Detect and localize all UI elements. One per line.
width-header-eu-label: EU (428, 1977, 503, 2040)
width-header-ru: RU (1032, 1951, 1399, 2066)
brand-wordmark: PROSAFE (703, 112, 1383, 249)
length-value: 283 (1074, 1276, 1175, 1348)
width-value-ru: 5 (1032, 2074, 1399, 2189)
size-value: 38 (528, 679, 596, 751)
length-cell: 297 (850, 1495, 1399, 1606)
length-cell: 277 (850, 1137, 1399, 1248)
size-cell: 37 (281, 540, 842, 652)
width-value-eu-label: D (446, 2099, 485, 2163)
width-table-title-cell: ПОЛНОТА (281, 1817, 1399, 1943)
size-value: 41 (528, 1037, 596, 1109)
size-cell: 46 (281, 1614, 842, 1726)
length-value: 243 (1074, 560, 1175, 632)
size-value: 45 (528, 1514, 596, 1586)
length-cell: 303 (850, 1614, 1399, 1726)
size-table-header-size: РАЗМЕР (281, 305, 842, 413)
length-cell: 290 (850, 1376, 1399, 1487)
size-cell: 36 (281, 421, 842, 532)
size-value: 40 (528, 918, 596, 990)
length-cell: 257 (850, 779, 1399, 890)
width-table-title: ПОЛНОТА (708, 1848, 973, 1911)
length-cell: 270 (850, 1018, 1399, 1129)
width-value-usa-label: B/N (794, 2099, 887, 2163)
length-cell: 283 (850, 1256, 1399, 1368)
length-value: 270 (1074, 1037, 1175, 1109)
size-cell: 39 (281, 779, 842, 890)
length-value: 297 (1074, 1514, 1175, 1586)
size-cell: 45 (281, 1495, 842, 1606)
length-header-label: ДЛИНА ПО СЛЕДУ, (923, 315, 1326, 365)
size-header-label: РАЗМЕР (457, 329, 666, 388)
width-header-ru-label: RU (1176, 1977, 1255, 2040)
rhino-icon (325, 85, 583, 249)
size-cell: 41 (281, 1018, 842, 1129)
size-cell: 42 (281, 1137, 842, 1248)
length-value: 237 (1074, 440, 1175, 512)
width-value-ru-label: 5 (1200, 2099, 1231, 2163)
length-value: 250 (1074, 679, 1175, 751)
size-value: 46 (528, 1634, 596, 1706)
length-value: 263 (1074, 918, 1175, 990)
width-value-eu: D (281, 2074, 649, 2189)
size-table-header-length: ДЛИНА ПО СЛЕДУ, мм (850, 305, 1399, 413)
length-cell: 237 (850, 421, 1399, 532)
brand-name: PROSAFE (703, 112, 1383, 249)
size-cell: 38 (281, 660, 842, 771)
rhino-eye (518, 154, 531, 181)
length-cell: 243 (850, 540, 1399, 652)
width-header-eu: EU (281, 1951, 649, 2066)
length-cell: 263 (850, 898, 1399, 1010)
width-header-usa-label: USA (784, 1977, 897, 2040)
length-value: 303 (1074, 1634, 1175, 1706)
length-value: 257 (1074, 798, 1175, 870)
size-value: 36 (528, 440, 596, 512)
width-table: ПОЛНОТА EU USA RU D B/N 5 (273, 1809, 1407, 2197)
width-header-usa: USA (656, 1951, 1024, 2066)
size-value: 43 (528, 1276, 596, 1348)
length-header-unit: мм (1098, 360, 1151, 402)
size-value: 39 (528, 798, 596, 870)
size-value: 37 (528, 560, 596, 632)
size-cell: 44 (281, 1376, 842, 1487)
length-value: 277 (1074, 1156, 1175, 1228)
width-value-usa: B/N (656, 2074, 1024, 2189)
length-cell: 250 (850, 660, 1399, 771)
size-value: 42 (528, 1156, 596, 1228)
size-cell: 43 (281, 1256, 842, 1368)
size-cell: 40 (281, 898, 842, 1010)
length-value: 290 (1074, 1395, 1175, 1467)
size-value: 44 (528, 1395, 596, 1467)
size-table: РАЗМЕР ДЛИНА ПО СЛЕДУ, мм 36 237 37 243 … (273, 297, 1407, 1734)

---+---

= EXERCISE AIM =
Retype the data from the start through the line containing "size-value: 41 (528, 1037, 596, 1109)", including both ends, with each line exactly as it appears.

= EXPECTED ANSWER =
Detect and localize all UI elements. One per line.
width-header-eu-label: EU (428, 1977, 503, 2040)
width-header-ru: RU (1032, 1951, 1399, 2066)
brand-wordmark: PROSAFE (703, 112, 1383, 249)
length-value: 283 (1074, 1276, 1175, 1348)
width-value-ru: 5 (1032, 2074, 1399, 2189)
size-value: 38 (528, 679, 596, 751)
length-cell: 297 (850, 1495, 1399, 1606)
length-cell: 277 (850, 1137, 1399, 1248)
size-cell: 37 (281, 540, 842, 652)
width-value-eu-label: D (446, 2099, 485, 2163)
width-table-title-cell: ПОЛНОТА (281, 1817, 1399, 1943)
size-value: 41 (528, 1037, 596, 1109)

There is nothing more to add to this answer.